**Instructions for the task**.
Please retype the data in full and exactly; the pictures are not part of the copy.

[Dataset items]
* * * * * * * * *

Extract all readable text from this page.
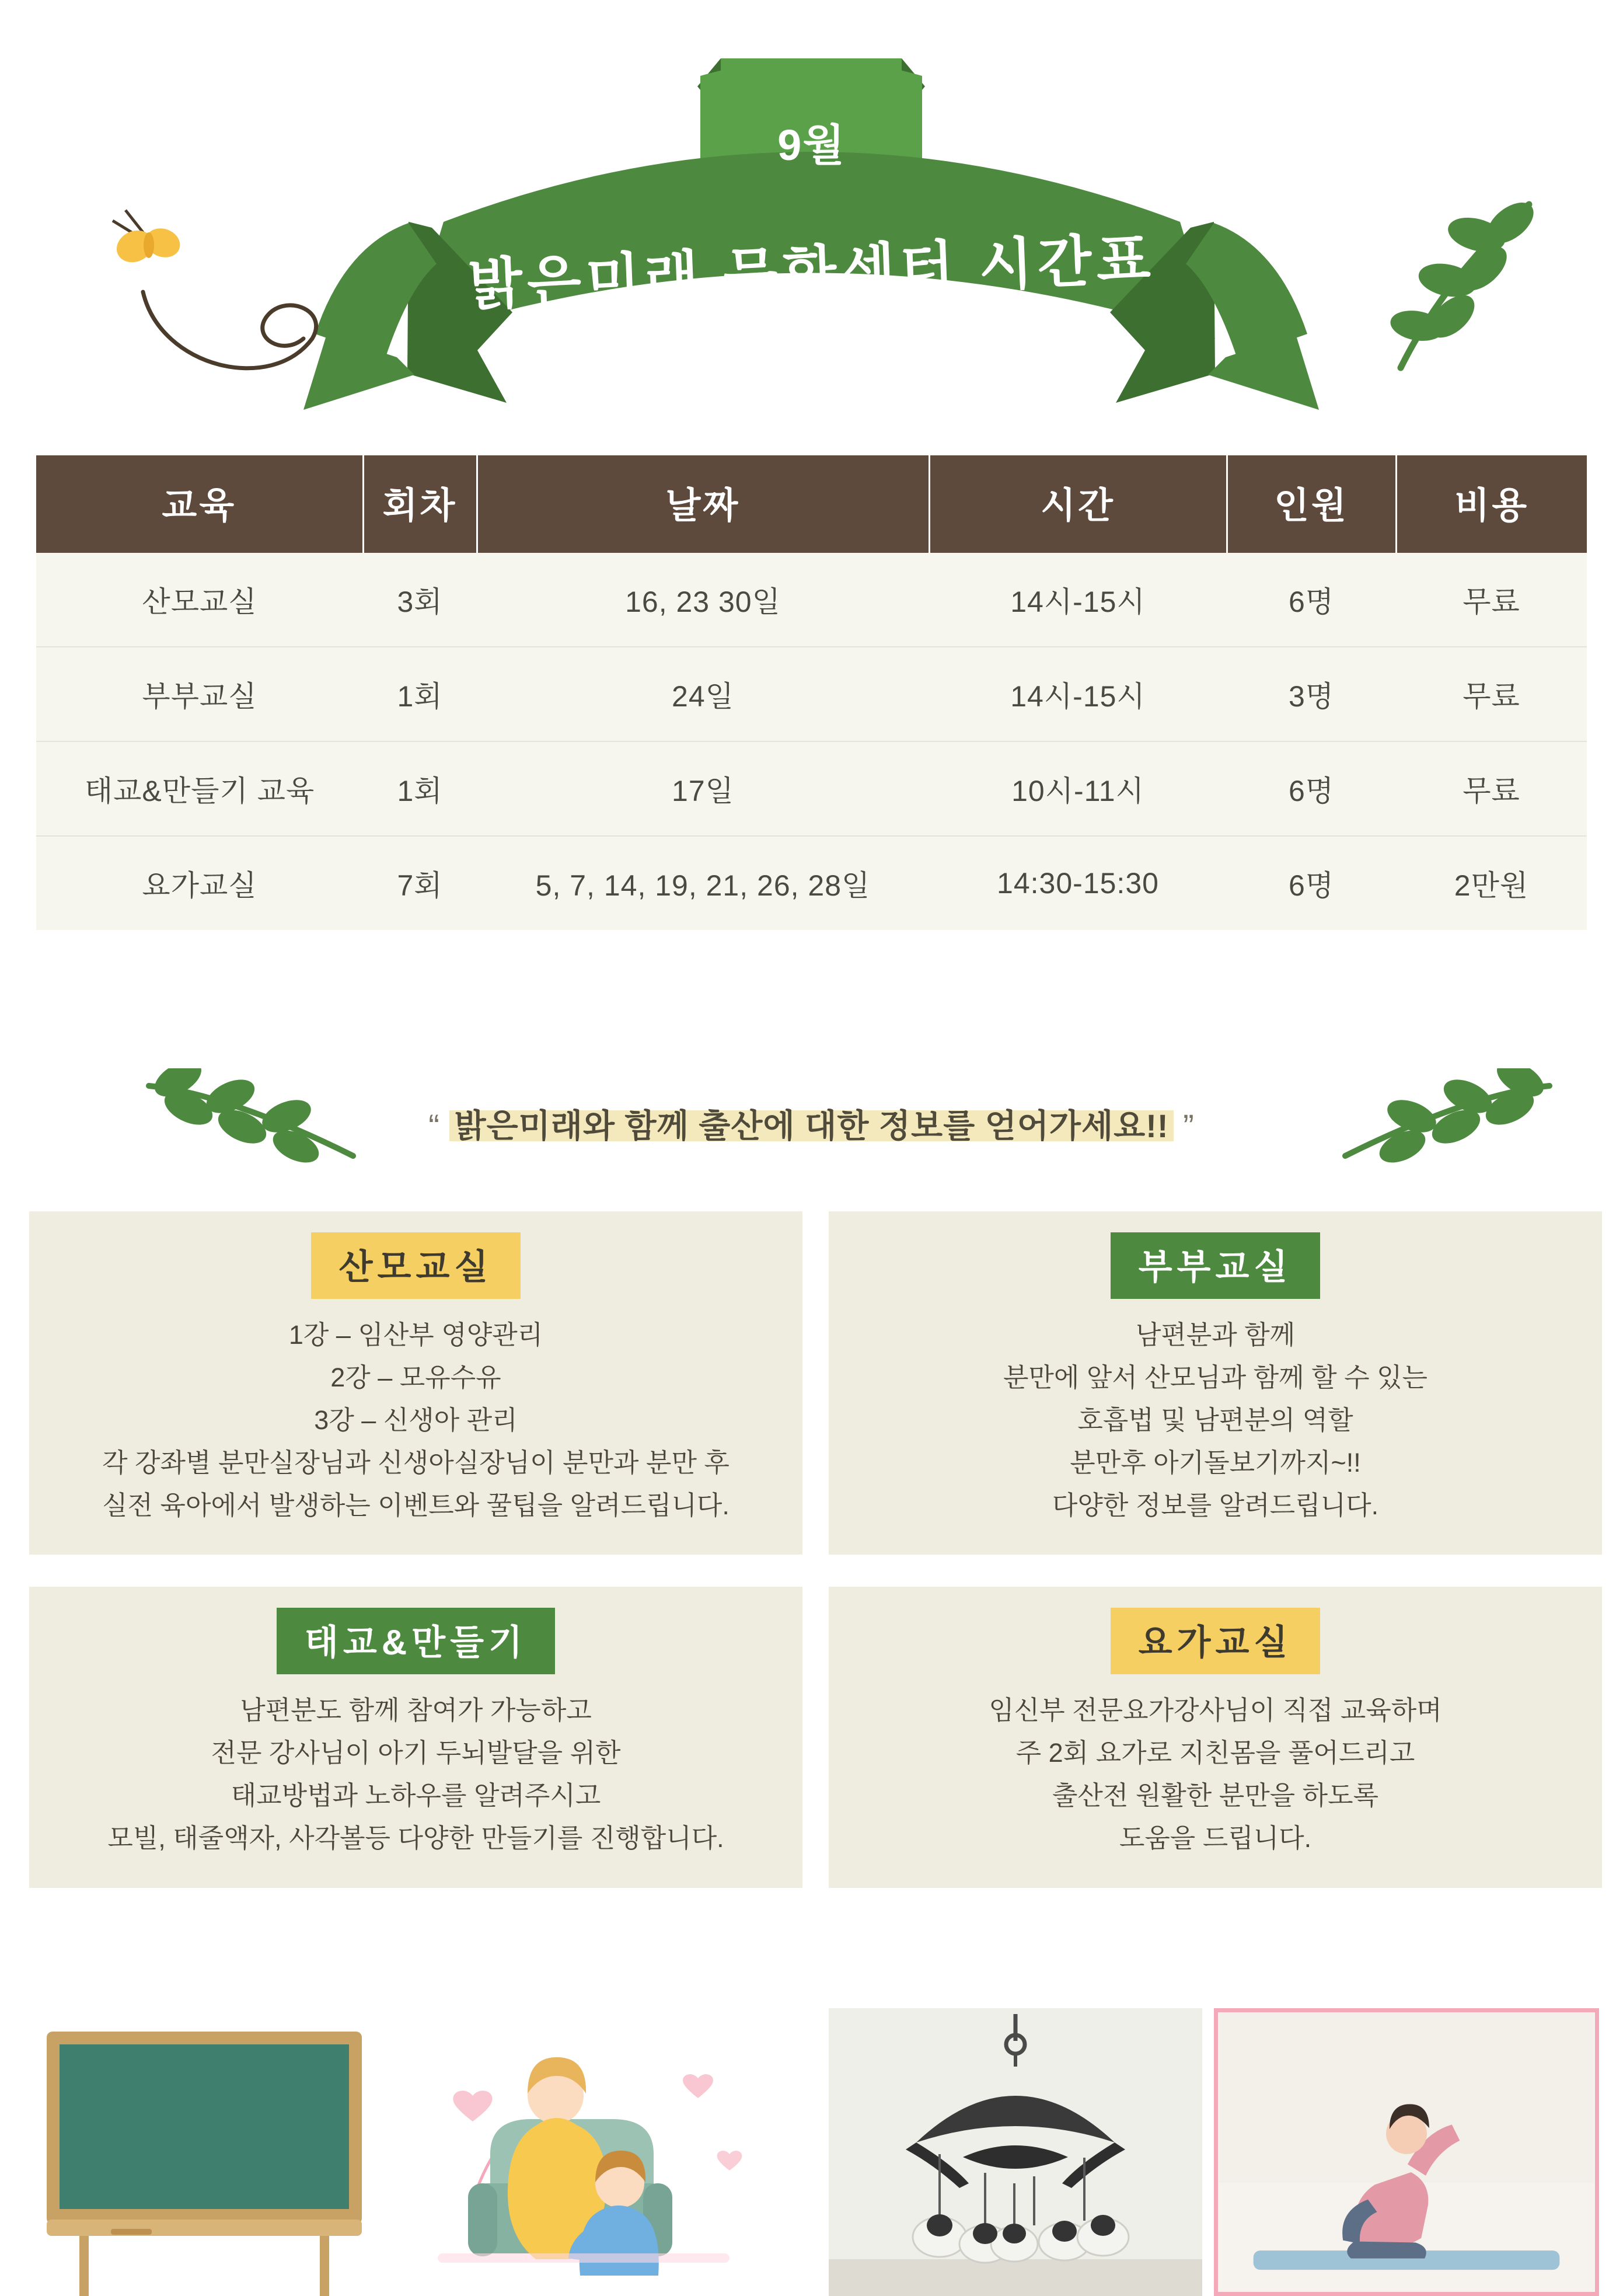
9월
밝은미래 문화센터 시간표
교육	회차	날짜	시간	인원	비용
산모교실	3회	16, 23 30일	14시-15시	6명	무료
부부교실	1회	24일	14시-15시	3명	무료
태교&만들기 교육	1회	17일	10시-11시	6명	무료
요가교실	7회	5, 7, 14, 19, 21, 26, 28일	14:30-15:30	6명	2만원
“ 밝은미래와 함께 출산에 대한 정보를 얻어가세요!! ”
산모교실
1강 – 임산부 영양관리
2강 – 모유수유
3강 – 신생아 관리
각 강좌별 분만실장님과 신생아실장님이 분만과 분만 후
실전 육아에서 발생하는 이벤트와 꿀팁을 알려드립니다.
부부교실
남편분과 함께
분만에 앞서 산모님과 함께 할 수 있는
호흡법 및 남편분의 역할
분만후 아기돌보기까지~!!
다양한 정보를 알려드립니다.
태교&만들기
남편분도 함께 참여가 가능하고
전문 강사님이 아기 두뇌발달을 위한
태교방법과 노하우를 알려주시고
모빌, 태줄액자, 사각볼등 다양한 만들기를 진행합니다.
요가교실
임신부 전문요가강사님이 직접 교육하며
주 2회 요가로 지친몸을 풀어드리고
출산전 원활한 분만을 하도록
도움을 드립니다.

* * * * * * * * *

**Exercise result**.
Extract all readable text from this page.
9월
밝은미래 문화센터 시간표
교육	회차	날짜	시간	인원	비용
산모교실	3회	16, 23 30일	14시-15시	6명	무료
부부교실	1회	24일	14시-15시	3명	무료
태교&만들기 교육	1회	17일	10시-11시	6명	무료
요가교실	7회	5, 7, 14, 19, 21, 26, 28일	14:30-15:30	6명	2만원
“ 밝은미래와 함께 출산에 대한 정보를 얻어가세요!! ”
산모교실
1강 – 임산부 영양관리
2강 – 모유수유
3강 – 신생아 관리
각 강좌별 분만실장님과 신생아실장님이 분만과 분만 후
실전 육아에서 발생하는 이벤트와 꿀팁을 알려드립니다.
부부교실
남편분과 함께
분만에 앞서 산모님과 함께 할 수 있는
호흡법 및 남편분의 역할
분만후 아기돌보기까지~!!
다양한 정보를 알려드립니다.
태교&만들기
남편분도 함께 참여가 가능하고
전문 강사님이 아기 두뇌발달을 위한
태교방법과 노하우를 알려주시고
모빌, 태줄액자, 사각볼등 다양한 만들기를 진행합니다.
요가교실
임신부 전문요가강사님이 직접 교육하며
주 2회 요가로 지친몸을 풀어드리고
출산전 원활한 분만을 하도록
도움을 드립니다.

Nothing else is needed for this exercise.